Filter the entries below, keeping every line that has the word "text".

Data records

···

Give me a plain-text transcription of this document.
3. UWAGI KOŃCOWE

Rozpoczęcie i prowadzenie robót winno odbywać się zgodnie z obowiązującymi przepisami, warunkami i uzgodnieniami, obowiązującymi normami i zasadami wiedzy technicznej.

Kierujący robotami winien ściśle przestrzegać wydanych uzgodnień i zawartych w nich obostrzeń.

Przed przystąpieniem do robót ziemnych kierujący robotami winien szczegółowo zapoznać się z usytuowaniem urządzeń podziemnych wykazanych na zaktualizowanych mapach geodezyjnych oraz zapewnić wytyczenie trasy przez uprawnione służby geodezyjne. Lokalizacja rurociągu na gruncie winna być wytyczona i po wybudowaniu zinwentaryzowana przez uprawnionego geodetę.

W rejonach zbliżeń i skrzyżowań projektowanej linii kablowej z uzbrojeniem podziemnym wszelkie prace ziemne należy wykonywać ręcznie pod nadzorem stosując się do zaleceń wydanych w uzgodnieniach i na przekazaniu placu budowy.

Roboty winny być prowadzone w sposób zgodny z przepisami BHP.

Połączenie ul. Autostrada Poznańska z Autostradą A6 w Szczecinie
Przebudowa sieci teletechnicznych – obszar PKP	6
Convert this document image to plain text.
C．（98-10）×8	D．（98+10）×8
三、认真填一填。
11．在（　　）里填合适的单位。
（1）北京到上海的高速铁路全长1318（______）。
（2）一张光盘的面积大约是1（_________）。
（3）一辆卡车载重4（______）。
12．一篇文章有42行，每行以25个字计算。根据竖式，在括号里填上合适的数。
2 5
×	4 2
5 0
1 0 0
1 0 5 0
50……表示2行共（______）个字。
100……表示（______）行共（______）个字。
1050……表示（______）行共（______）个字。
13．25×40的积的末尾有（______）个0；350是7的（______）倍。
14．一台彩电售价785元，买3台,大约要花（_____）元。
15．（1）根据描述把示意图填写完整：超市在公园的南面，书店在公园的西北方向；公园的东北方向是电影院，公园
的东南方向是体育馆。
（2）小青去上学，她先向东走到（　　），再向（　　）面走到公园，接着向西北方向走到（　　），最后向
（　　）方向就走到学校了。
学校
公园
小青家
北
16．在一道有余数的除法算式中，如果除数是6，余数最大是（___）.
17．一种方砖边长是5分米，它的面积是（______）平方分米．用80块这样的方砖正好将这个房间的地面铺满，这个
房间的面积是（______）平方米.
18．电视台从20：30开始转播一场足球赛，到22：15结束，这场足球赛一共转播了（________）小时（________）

···

Result.
Give me a plain-text transcription of this document.
Convert this document image to plain text.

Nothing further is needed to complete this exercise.